### DIRECTIONS FOR THIS TASK
Repeat the entire listing exactly.

### Records from a collection
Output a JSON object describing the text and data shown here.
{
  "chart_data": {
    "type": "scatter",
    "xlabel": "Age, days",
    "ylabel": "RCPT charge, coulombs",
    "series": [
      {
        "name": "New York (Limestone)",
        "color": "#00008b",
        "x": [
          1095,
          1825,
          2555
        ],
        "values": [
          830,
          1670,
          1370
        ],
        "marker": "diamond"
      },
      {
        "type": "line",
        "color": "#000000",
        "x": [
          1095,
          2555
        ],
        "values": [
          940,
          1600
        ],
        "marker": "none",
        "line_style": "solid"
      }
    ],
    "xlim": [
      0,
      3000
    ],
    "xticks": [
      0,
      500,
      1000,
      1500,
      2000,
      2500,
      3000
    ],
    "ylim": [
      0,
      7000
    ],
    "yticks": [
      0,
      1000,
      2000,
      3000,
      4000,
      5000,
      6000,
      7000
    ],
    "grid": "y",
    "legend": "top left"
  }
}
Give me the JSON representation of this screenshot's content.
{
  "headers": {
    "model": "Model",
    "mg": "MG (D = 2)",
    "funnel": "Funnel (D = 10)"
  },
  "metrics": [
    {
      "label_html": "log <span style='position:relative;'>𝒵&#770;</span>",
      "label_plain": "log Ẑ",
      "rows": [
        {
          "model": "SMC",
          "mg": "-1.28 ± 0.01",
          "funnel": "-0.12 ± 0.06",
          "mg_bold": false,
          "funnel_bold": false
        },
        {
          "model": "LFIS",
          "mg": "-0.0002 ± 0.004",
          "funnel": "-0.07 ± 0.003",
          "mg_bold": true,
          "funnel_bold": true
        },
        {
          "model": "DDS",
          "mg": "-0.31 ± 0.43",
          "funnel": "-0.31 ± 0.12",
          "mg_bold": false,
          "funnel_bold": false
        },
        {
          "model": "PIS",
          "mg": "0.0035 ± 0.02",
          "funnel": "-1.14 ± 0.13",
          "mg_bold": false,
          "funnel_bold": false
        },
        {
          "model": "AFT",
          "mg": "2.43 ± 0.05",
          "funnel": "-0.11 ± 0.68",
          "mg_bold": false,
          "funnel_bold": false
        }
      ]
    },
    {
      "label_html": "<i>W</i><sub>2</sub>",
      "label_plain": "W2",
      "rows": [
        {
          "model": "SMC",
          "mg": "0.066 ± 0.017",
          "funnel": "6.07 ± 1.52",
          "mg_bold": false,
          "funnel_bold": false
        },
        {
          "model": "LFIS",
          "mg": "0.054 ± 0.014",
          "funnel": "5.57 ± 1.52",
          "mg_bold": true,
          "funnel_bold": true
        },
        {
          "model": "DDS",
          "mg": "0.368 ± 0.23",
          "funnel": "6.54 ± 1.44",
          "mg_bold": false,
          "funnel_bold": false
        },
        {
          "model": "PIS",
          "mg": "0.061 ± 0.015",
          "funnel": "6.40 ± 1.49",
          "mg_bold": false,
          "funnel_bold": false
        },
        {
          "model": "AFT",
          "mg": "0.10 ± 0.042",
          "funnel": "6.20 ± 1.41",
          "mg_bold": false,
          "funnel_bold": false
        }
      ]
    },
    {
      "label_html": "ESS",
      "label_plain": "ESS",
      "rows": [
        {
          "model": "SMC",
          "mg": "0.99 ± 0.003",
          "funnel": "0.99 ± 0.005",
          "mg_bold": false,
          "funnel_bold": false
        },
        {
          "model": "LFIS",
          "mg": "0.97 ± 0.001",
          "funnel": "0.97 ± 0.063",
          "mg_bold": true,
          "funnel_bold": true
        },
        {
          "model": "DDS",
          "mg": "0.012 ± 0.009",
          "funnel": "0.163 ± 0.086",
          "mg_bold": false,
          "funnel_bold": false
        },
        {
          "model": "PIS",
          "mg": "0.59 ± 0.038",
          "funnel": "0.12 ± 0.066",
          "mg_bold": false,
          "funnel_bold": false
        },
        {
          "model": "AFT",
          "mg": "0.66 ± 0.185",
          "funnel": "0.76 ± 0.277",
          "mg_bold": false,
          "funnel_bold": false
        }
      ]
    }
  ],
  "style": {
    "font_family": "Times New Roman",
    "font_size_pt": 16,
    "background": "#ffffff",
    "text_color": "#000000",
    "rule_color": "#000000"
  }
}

### EXERCISE OUTPUT
Output a JSON object describing the text and data shown here.
{
  "chart_data": {
    "type": "scatter",
    "xlabel": "Age, days",
    "ylabel": "RCPT charge, coulombs",
    "series": [
      {
        "name": "New York (Limestone)",
        "color": "#00008b",
        "x": [
          1095,
          1825,
          2555
        ],
        "values": [
          830,
          1670,
          1370
        ],
        "marker": "diamond"
      },
      {
        "type": "line",
        "color": "#000000",
        "x": [
          1095,
          2555
        ],
        "values": [
          940,
          1600
        ],
        "marker": "none",
        "line_style": "solid"
      }
    ],
    "xlim": [
      0,
      3000
    ],
    "xticks": [
      0,
      500,
      1000,
      1500,
      2000,
      2500,
      3000
    ],
    "ylim": [
      0,
      7000
    ],
    "yticks": [
      0,
      1000,
      2000,
      3000,
      4000,
      5000,
      6000,
      7000
    ],
    "grid": "y",
    "legend": "top left"
  }
}
Give me the JSON representation of this screenshot's content.
{
  "headers": {
    "model": "Model",
    "mg": "MG (D = 2)",
    "funnel": "Funnel (D = 10)"
  },
  "metrics": [
    {
      "label_html": "log <span style='position:relative;'>𝒵&#770;</span>",
      "label_plain": "log Ẑ",
      "rows": [
        {
          "model": "SMC",
          "mg": "-1.28 ± 0.01",
          "funnel": "-0.12 ± 0.06",
          "mg_bold": false,
          "funnel_bold": false
        },
        {
          "model": "LFIS",
          "mg": "-0.0002 ± 0.004",
          "funnel": "-0.07 ± 0.003",
          "mg_bold": true,
          "funnel_bold": true
        },
        {
          "model": "DDS",
          "mg": "-0.31 ± 0.43",
          "funnel": "-0.31 ± 0.12",
          "mg_bold": false,
          "funnel_bold": false
        },
        {
          "model": "PIS",
          "mg": "0.0035 ± 0.02",
          "funnel": "-1.14 ± 0.13",
          "mg_bold": false,
          "funnel_bold": false
        },
        {
          "model": "AFT",
          "mg": "2.43 ± 0.05",
          "funnel": "-0.11 ± 0.68",
          "mg_bold": false,
          "funnel_bold": false
        }
      ]
    },
    {
      "label_html": "<i>W</i><sub>2</sub>",
      "label_plain": "W2",
      "rows": [
        {
          "model": "SMC",
          "mg": "0.066 ± 0.017",
          "funnel": "6.07 ± 1.52",
          "mg_bold": false,
          "funnel_bold": false
        },
        {
          "model": "LFIS",
          "mg": "0.054 ± 0.014",
          "funnel": "5.57 ± 1.52",
          "mg_bold": true,
          "funnel_bold": true
        },
        {
          "model": "DDS",
          "mg": "0.368 ± 0.23",
          "funnel": "6.54 ± 1.44",
          "mg_bold": false,
          "funnel_bold": false
        },
        {
          "model": "PIS",
          "mg": "0.061 ± 0.015",
          "funnel": "6.40 ± 1.49",
          "mg_bold": false,
          "funnel_bold": false
        },
        {
          "model": "AFT",
          "mg": "0.10 ± 0.042",
          "funnel": "6.20 ± 1.41",
          "mg_bold": false,
          "funnel_bold": false
        }
      ]
    },
    {
      "label_html": "ESS",
      "label_plain": "ESS",
      "rows": [
        {
          "model": "SMC",
          "mg": "0.99 ± 0.003",
          "funnel": "0.99 ± 0.005",
          "mg_bold": false,
          "funnel_bold": false
        },
        {
          "model": "LFIS",
          "mg": "0.97 ± 0.001",
          "funnel": "0.97 ± 0.063",
          "mg_bold": true,
          "funnel_bold": true
        },
        {
          "model": "DDS",
          "mg": "0.012 ± 0.009",
          "funnel": "0.163 ± 0.086",
          "mg_bold": false,
          "funnel_bold": false
        },
        {
          "model": "PIS",
          "mg": "0.59 ± 0.038",
          "funnel": "0.12 ± 0.066",
          "mg_bold": false,
          "funnel_bold": false
        },
        {
          "model": "AFT",
          "mg": "0.66 ± 0.185",
          "funnel": "0.76 ± 0.277",
          "mg_bold": false,
          "funnel_bold": false
        }
      ]
    }
  ],
  "style": {
    "font_family": "Times New Roman",
    "font_size_pt": 16,
    "background": "#ffffff",
    "text_color": "#000000",
    "rule_color": "#000000"
  }
}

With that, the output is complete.